■ Problem to solve
Copy out each line featuring the string "JSON" from the entries beneath.

-- BEGIN --

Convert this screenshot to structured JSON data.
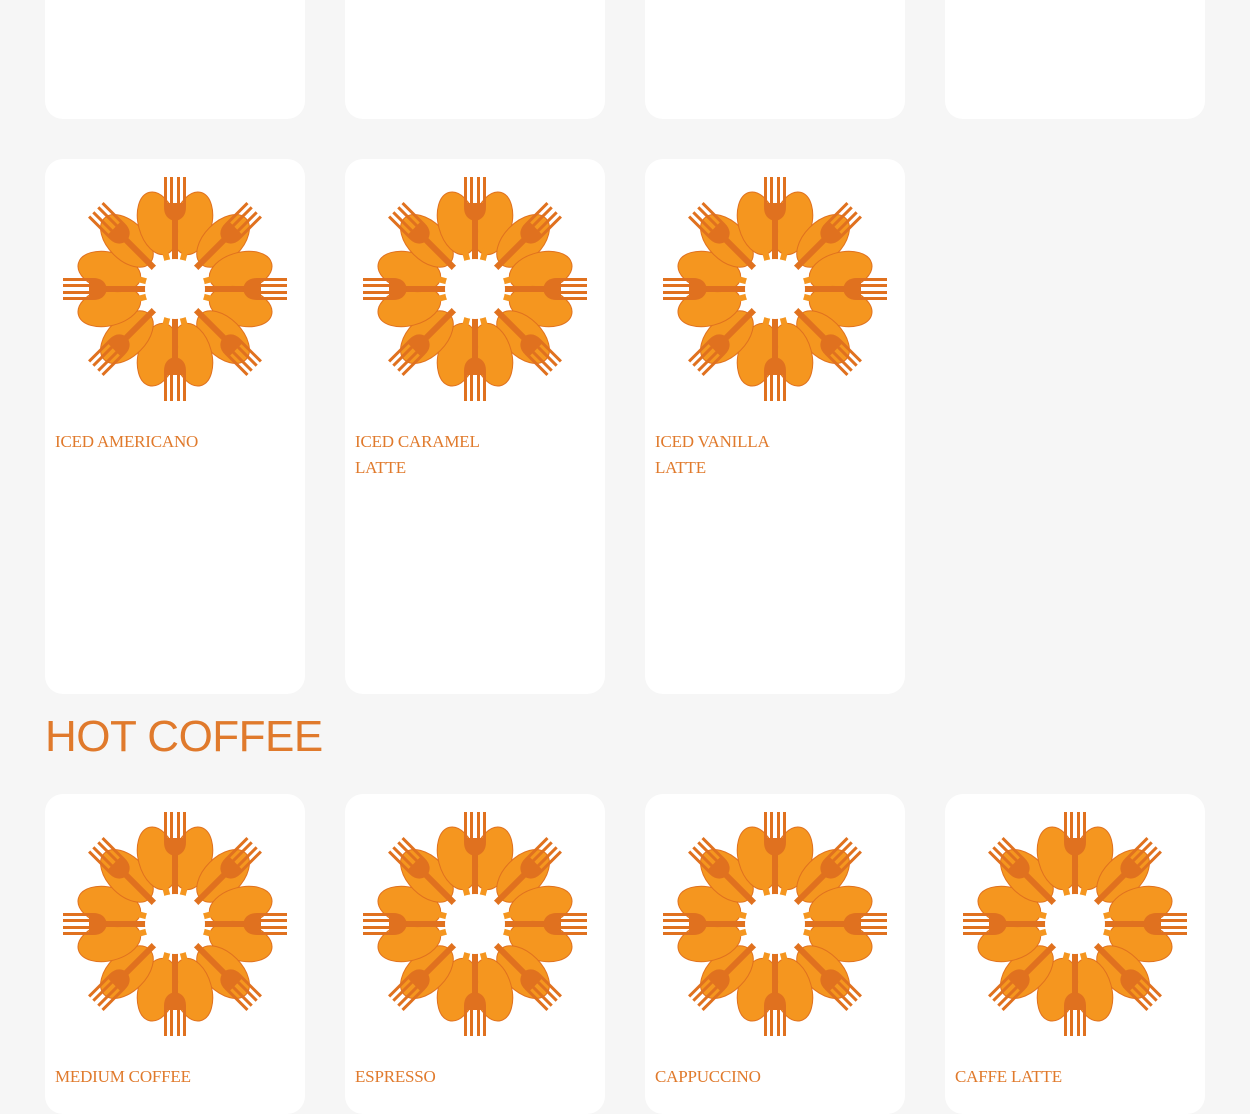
{
  "colors": {
    "background": "#f6f6f6",
    "card": "#ffffff",
    "accent_text": "#e07a2c",
    "logo_light": "#f5961f",
    "logo_dark": "#e0711f"
  },
  "top_row_cards": [
    {
      "id": "top-1"
    },
    {
      "id": "top-2"
    },
    {
      "id": "top-3"
    },
    {
      "id": "top-4"
    }
  ],
  "iced_items": [
    {
      "name": "ICED AMERICANO",
      "icon": "fork-spoon-flower-logo"
    },
    {
      "name": "ICED CARAMEL LATTE",
      "icon": "fork-spoon-flower-logo"
    },
    {
      "name": "ICED VANILLA LATTE",
      "icon": "fork-spoon-flower-logo"
    }
  ],
  "hot_section": {
    "heading": "HOT COFFEE",
    "items": [
      {
        "name": "MEDIUM COFFEE",
        "icon": "fork-spoon-flower-logo"
      },
      {
        "name": "ESPRESSO",
        "icon": "fork-spoon-flower-logo"
      },
      {
        "name": "CAPPUCCINO",
        "icon": "fork-spoon-flower-logo"
      },
      {
        "name": "CAFFE LATTE",
        "icon": "fork-spoon-flower-logo"
      }
    ]
  }
}
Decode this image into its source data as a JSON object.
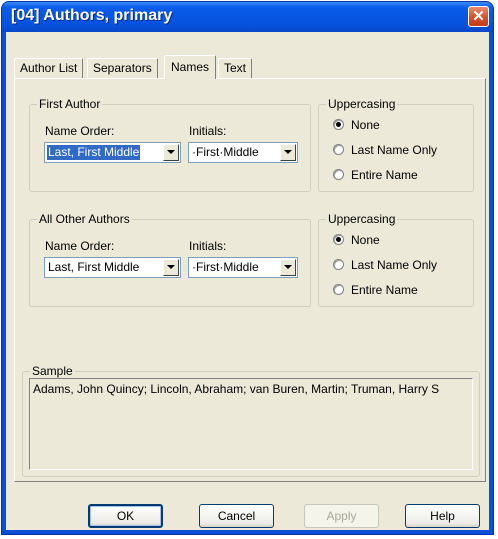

-- END --

■ Task result
Convert this screenshot to structured JSON data.
Decode this image into its source data as a JSON object.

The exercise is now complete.